> **Job**: Search the data below for "text"; list each line that holds it.

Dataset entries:
--- begin ---

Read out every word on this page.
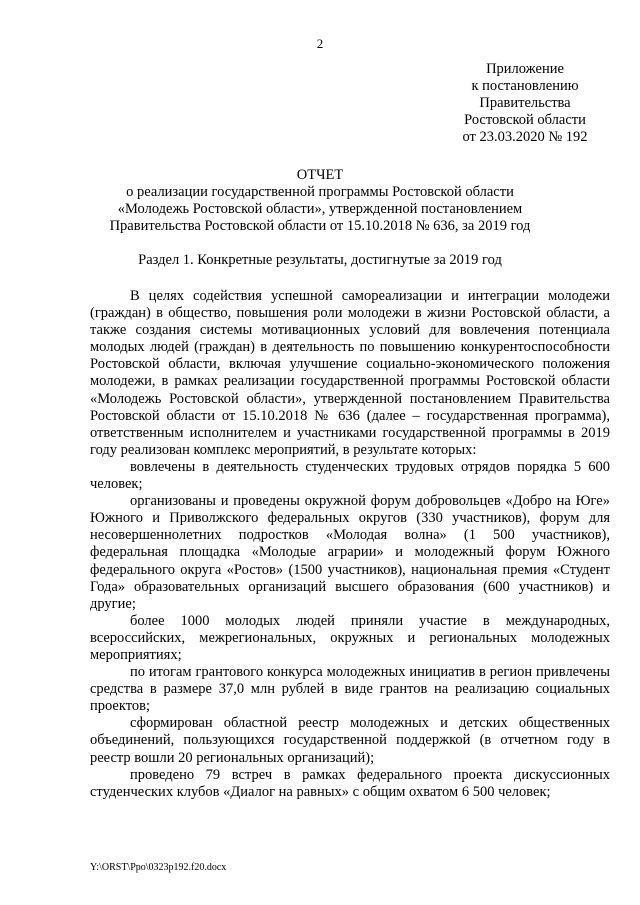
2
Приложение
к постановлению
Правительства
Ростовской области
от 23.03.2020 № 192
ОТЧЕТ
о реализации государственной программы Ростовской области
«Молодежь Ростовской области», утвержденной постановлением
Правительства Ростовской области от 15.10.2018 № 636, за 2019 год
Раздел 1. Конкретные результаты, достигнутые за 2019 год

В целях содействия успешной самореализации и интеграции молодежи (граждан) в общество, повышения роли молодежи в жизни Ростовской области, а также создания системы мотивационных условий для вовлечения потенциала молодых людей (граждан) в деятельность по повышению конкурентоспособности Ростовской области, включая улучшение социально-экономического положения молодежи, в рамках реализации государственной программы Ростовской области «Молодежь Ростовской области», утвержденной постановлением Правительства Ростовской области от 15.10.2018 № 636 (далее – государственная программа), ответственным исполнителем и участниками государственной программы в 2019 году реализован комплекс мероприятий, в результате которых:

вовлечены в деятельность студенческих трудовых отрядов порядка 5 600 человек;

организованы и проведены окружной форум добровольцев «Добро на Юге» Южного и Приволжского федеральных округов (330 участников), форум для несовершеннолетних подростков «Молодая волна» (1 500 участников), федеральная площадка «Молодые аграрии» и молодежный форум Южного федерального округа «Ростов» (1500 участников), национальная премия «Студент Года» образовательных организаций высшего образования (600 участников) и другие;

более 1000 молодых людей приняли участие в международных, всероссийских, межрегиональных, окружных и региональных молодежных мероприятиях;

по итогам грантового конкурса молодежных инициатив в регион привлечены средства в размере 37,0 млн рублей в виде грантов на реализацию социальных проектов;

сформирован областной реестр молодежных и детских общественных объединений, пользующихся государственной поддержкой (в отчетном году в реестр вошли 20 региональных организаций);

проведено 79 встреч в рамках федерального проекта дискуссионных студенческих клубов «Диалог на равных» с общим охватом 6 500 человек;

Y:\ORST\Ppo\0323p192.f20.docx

--- end ---
--- begin ---

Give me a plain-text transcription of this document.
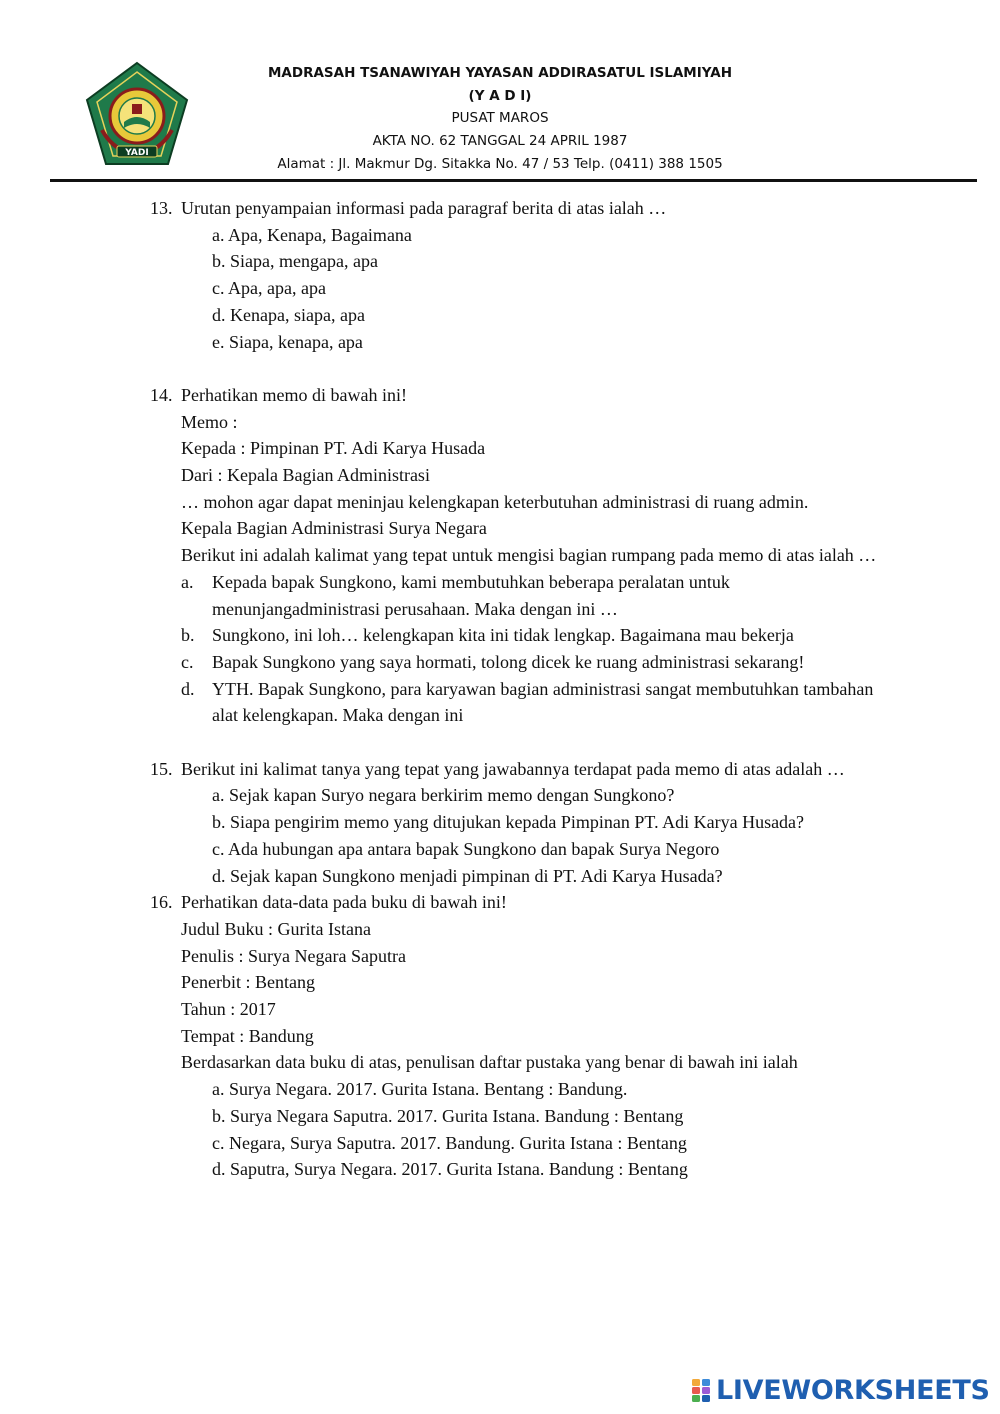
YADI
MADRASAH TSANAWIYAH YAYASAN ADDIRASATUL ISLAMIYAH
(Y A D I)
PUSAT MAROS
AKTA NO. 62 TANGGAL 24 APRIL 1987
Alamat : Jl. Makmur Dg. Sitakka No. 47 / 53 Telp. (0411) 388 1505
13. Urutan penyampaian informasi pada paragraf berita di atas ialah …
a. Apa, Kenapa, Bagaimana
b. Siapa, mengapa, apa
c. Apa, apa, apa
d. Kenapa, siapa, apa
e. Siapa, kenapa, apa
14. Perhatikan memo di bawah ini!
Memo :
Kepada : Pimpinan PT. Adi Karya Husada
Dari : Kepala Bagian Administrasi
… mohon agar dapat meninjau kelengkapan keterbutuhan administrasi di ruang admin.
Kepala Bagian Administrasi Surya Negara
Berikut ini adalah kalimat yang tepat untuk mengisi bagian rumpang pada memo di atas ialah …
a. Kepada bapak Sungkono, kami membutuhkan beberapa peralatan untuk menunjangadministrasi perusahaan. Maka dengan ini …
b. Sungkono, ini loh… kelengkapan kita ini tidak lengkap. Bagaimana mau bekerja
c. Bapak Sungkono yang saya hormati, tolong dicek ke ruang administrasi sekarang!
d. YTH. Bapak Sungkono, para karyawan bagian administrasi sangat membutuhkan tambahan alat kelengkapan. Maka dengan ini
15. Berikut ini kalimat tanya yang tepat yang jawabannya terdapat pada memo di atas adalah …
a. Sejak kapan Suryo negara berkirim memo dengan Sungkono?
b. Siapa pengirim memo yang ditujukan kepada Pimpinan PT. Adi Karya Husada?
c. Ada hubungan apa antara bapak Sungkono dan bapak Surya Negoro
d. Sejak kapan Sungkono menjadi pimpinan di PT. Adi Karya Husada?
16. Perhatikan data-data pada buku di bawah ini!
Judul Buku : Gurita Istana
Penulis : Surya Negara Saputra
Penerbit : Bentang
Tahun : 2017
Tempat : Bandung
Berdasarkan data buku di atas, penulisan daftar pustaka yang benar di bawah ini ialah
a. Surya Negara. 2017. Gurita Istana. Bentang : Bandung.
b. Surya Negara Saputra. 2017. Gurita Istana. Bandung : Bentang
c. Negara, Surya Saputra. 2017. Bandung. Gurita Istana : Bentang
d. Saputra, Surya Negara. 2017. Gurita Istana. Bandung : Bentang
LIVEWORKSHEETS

--- end ---
--- begin ---

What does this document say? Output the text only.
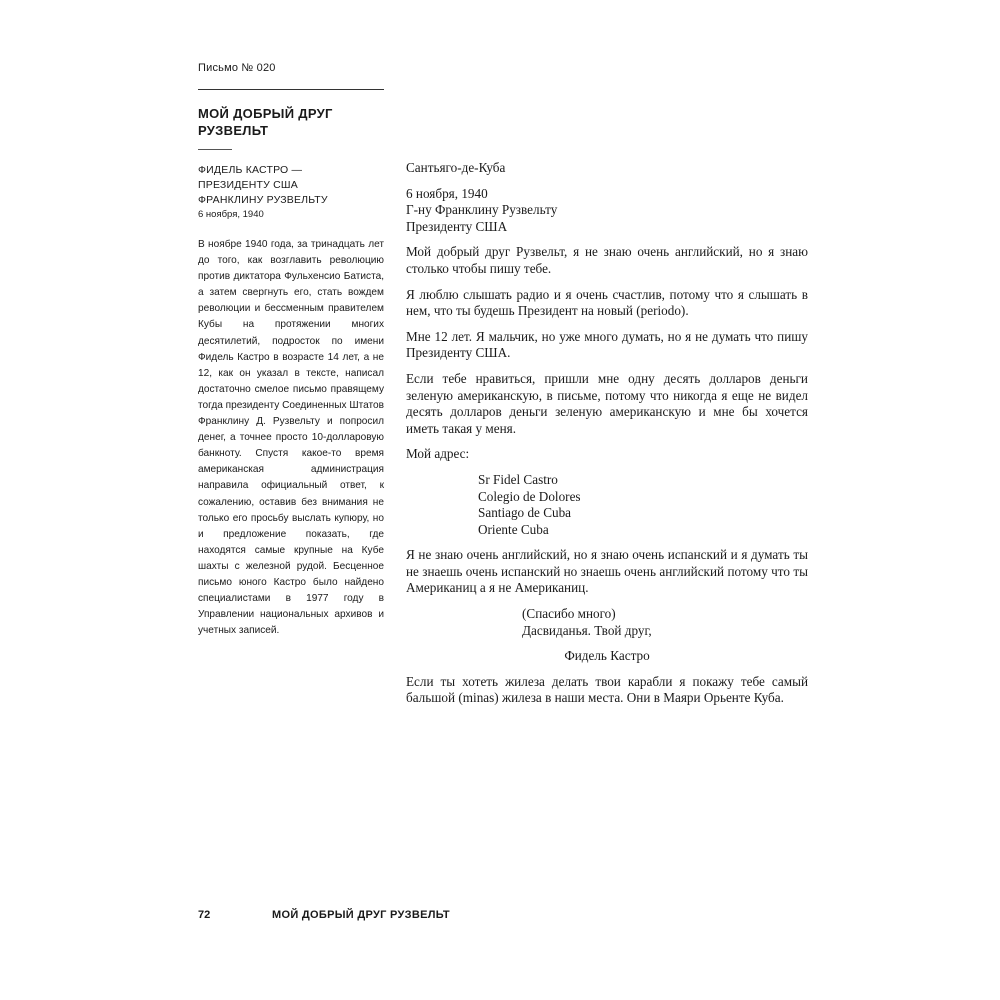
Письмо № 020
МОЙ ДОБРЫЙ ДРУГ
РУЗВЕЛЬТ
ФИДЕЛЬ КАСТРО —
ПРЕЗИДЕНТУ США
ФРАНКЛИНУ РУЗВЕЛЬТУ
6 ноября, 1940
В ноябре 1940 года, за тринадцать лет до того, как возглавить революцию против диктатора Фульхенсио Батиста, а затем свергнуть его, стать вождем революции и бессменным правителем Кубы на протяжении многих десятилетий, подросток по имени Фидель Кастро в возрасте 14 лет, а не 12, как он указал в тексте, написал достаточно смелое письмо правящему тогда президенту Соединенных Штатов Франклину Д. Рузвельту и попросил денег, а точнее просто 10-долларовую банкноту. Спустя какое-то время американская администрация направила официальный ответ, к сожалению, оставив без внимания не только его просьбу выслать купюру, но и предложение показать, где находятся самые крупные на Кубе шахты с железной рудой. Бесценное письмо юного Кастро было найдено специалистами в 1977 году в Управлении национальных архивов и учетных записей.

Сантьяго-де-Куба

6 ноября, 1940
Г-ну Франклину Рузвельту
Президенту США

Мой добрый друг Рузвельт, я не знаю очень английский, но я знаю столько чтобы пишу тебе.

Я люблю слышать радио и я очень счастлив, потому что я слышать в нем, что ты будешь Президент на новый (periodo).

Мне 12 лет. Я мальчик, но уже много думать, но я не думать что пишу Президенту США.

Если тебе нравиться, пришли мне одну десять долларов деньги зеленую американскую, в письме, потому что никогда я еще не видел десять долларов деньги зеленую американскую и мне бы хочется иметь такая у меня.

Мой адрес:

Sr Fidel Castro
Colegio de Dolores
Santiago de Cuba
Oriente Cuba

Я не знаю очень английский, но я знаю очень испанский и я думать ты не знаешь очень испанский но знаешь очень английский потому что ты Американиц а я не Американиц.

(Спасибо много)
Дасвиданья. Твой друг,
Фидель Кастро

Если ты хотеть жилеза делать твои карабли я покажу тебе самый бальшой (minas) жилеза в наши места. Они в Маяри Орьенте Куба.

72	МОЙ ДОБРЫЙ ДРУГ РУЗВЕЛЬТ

--- end ---

> **Answer for the task**:
Give me a plain-text transcription of this document.
What does this document say? Output the text only.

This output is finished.